==== Listed records

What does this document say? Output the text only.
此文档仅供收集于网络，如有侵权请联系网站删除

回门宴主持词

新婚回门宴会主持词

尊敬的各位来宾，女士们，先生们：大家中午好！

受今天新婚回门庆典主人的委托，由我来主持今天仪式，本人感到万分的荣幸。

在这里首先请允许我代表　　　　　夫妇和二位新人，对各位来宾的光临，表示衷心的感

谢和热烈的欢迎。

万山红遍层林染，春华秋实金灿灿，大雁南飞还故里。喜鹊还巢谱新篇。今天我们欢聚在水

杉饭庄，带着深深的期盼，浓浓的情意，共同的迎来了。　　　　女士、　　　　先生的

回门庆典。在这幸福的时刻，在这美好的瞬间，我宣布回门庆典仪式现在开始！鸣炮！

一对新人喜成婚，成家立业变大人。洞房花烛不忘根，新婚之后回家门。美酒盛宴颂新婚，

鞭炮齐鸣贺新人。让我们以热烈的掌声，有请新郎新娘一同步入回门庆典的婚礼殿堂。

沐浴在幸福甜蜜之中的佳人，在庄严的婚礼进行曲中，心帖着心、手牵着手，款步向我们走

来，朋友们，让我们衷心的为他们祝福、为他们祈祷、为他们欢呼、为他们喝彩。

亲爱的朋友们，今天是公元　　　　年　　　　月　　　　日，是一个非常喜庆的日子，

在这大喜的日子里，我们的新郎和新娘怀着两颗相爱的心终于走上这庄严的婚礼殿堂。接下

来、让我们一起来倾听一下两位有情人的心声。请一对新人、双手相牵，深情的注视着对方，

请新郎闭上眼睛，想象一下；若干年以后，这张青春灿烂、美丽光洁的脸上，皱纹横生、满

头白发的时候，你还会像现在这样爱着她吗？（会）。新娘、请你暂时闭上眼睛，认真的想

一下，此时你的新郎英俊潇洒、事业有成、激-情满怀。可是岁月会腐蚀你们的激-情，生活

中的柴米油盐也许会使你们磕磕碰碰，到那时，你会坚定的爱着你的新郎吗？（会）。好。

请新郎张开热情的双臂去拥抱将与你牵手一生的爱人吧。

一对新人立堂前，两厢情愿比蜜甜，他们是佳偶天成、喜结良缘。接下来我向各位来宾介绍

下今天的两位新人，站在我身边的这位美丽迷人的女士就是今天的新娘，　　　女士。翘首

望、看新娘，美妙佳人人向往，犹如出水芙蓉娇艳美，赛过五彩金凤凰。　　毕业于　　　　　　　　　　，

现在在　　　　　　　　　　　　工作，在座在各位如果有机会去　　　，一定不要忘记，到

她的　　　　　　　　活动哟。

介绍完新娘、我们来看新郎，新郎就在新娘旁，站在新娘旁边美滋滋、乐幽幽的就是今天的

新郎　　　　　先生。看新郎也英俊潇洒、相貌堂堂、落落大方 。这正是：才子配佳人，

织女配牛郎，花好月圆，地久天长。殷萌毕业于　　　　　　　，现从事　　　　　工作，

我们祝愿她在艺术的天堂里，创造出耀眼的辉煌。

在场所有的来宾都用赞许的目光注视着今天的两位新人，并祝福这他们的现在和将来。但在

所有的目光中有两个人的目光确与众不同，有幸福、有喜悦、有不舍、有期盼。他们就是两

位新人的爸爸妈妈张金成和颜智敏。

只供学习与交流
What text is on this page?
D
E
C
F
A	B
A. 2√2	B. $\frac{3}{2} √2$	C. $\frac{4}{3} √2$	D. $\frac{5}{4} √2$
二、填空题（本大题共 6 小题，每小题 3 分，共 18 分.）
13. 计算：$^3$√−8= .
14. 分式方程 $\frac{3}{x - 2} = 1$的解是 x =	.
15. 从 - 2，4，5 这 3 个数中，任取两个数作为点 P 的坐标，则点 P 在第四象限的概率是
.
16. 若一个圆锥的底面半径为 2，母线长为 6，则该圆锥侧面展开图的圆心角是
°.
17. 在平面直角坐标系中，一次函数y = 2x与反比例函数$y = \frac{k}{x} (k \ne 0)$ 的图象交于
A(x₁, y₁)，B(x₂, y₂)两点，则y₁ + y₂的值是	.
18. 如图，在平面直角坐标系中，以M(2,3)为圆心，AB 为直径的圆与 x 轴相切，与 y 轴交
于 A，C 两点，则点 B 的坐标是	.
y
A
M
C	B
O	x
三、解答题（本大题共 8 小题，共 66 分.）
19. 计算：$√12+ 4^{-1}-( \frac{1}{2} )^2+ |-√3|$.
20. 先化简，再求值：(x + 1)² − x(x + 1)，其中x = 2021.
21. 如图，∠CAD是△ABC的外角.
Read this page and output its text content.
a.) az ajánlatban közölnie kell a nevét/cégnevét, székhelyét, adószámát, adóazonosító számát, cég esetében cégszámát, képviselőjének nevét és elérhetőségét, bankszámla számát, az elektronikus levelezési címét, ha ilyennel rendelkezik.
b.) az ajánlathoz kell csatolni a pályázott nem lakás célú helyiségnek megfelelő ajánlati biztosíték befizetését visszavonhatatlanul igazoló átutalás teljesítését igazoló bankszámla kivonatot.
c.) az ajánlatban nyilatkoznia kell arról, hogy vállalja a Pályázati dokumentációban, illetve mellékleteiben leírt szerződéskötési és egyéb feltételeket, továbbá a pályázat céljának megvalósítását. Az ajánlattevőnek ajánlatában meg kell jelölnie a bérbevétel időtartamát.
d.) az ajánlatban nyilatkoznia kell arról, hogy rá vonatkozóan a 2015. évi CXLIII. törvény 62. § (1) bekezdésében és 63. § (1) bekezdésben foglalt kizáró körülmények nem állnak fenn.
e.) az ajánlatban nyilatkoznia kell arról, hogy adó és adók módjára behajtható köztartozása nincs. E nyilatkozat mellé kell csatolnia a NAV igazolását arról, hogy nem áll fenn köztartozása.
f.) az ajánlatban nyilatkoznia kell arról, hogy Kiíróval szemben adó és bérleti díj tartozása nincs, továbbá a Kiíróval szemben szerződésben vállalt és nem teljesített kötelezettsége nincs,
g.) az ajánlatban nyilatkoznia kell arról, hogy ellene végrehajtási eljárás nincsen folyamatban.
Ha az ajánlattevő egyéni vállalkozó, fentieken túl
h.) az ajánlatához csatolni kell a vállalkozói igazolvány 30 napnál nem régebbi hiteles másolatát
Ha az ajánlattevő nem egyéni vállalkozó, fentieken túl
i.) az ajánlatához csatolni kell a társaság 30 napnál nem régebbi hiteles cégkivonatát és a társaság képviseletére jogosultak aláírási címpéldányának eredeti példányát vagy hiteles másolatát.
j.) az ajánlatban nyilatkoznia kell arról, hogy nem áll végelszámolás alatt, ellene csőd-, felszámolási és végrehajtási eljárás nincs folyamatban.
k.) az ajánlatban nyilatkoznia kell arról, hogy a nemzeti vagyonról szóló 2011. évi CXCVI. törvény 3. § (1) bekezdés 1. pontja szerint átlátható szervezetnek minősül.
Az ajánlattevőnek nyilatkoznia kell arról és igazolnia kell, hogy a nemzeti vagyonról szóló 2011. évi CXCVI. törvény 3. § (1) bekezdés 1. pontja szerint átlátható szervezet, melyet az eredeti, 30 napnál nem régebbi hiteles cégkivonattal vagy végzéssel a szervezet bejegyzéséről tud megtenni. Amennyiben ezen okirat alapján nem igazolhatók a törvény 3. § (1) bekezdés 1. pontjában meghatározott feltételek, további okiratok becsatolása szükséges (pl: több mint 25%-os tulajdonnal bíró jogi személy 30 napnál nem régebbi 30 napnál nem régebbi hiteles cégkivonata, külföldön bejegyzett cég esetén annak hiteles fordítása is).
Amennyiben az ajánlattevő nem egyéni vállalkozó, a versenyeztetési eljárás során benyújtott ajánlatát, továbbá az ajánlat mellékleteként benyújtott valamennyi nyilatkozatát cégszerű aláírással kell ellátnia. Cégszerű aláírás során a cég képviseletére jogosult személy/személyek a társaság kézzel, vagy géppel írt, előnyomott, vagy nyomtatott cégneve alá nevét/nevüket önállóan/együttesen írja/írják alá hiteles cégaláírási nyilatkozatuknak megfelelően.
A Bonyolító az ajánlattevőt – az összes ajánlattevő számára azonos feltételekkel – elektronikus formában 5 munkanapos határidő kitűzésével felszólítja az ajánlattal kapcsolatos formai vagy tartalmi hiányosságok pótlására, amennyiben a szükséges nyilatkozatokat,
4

========

Write out every line of the entries that holds the word "在平面直角坐标系中".

**The reply:**
17. 在平面直角坐标系中，一次函数y = 2x与反比例函数$y = \frac{k}{x} (k \ne 0)$ 的图象交于
18. 如图，在平面直角坐标系中，以M(2,3)为圆心，AB 为直径的圆与 x 轴相切，与 y 轴交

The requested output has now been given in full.